[Data items]
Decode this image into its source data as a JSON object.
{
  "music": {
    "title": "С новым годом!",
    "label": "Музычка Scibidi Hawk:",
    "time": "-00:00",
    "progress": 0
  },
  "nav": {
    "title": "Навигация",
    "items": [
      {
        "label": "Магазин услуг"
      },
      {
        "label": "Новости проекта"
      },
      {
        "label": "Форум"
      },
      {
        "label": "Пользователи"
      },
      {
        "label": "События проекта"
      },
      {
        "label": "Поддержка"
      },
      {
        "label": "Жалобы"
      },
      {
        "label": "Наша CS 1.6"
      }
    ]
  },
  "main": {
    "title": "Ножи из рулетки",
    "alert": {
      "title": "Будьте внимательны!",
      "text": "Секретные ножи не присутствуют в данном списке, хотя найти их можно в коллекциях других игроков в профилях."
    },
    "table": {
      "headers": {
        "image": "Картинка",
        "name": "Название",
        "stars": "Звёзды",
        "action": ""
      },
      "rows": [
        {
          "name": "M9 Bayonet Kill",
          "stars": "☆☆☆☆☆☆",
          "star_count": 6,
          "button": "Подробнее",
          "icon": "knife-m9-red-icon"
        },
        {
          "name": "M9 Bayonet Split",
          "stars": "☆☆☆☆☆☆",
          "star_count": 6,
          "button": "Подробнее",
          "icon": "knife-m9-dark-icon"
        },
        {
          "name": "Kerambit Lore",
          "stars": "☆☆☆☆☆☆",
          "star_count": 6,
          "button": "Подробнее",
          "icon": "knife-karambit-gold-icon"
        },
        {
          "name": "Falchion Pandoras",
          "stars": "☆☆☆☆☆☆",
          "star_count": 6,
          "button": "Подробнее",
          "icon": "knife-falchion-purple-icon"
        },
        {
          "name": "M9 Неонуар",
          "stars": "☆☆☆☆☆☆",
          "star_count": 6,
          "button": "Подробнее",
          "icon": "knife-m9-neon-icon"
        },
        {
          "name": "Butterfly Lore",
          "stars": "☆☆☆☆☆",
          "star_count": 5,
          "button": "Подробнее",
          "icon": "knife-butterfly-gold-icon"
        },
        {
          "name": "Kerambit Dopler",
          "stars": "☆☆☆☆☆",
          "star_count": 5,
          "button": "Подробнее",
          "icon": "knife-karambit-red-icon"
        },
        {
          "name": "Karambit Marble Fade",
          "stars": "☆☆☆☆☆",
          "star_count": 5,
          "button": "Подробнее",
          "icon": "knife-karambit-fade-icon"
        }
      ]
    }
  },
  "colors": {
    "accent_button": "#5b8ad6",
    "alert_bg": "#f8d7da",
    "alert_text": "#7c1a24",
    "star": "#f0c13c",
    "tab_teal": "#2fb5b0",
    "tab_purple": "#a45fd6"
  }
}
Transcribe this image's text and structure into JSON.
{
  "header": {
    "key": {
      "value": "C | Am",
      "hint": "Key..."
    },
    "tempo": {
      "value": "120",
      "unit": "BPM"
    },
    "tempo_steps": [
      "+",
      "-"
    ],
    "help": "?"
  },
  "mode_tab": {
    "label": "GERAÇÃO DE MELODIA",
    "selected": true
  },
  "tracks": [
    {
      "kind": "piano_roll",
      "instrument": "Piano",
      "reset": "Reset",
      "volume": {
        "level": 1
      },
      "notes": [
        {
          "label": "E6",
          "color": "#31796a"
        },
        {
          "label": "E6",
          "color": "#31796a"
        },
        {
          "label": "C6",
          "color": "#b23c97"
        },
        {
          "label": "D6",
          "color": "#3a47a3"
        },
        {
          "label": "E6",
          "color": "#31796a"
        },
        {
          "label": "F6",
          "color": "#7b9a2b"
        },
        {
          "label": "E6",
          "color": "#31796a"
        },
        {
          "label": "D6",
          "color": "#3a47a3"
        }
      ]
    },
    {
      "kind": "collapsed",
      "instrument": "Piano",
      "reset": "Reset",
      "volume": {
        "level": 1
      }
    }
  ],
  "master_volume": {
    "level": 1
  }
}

• [THE REQUEST] Return all of the entries exactly as written.

• [EXERCISE SOLUTION]
Decode this image into its source data as a JSON object.
{
  "music": {
    "title": "С новым годом!",
    "label": "Музычка Scibidi Hawk:",
    "time": "-00:00",
    "progress": 0
  },
  "nav": {
    "title": "Навигация",
    "items": [
      {
        "label": "Магазин услуг"
      },
      {
        "label": "Новости проекта"
      },
      {
        "label": "Форум"
      },
      {
        "label": "Пользователи"
      },
      {
        "label": "События проекта"
      },
      {
        "label": "Поддержка"
      },
      {
        "label": "Жалобы"
      },
      {
        "label": "Наша CS 1.6"
      }
    ]
  },
  "main": {
    "title": "Ножи из рулетки",
    "alert": {
      "title": "Будьте внимательны!",
      "text": "Секретные ножи не присутствуют в данном списке, хотя найти их можно в коллекциях других игроков в профилях."
    },
    "table": {
      "headers": {
        "image": "Картинка",
        "name": "Название",
        "stars": "Звёзды",
        "action": ""
      },
      "rows": [
        {
          "name": "M9 Bayonet Kill",
          "stars": "☆☆☆☆☆☆",
          "star_count": 6,
          "button": "Подробнее",
          "icon": "knife-m9-red-icon"
        },
        {
          "name": "M9 Bayonet Split",
          "stars": "☆☆☆☆☆☆",
          "star_count": 6,
          "button": "Подробнее",
          "icon": "knife-m9-dark-icon"
        },
        {
          "name": "Kerambit Lore",
          "stars": "☆☆☆☆☆☆",
          "star_count": 6,
          "button": "Подробнее",
          "icon": "knife-karambit-gold-icon"
        },
        {
          "name": "Falchion Pandoras",
          "stars": "☆☆☆☆☆☆",
          "star_count": 6,
          "button": "Подробнее",
          "icon": "knife-falchion-purple-icon"
        },
        {
          "name": "M9 Неонуар",
          "stars": "☆☆☆☆☆☆",
          "star_count": 6,
          "button": "Подробнее",
          "icon": "knife-m9-neon-icon"
        },
        {
          "name": "Butterfly Lore",
          "stars": "☆☆☆☆☆",
          "star_count": 5,
          "button": "Подробнее",
          "icon": "knife-butterfly-gold-icon"
        },
        {
          "name": "Kerambit Dopler",
          "stars": "☆☆☆☆☆",
          "star_count": 5,
          "button": "Подробнее",
          "icon": "knife-karambit-red-icon"
        },
        {
          "name": "Karambit Marble Fade",
          "stars": "☆☆☆☆☆",
          "star_count": 5,
          "button": "Подробнее",
          "icon": "knife-karambit-fade-icon"
        }
      ]
    }
  },
  "colors": {
    "accent_button": "#5b8ad6",
    "alert_bg": "#f8d7da",
    "alert_text": "#7c1a24",
    "star": "#f0c13c",
    "tab_teal": "#2fb5b0",
    "tab_purple": "#a45fd6"
  }
}
Transcribe this image's text and structure into JSON.
{
  "header": {
    "key": {
      "value": "C | Am",
      "hint": "Key..."
    },
    "tempo": {
      "value": "120",
      "unit": "BPM"
    },
    "tempo_steps": [
      "+",
      "-"
    ],
    "help": "?"
  },
  "mode_tab": {
    "label": "GERAÇÃO DE MELODIA",
    "selected": true
  },
  "tracks": [
    {
      "kind": "piano_roll",
      "instrument": "Piano",
      "reset": "Reset",
      "volume": {
        "level": 1
      },
      "notes": [
        {
          "label": "E6",
          "color": "#31796a"
        },
        {
          "label": "E6",
          "color": "#31796a"
        },
        {
          "label": "C6",
          "color": "#b23c97"
        },
        {
          "label": "D6",
          "color": "#3a47a3"
        },
        {
          "label": "E6",
          "color": "#31796a"
        },
        {
          "label": "F6",
          "color": "#7b9a2b"
        },
        {
          "label": "E6",
          "color": "#31796a"
        },
        {
          "label": "D6",
          "color": "#3a47a3"
        }
      ]
    },
    {
      "kind": "collapsed",
      "instrument": "Piano",
      "reset": "Reset",
      "volume": {
        "level": 1
      }
    }
  ],
  "master_volume": {
    "level": 1
  }
}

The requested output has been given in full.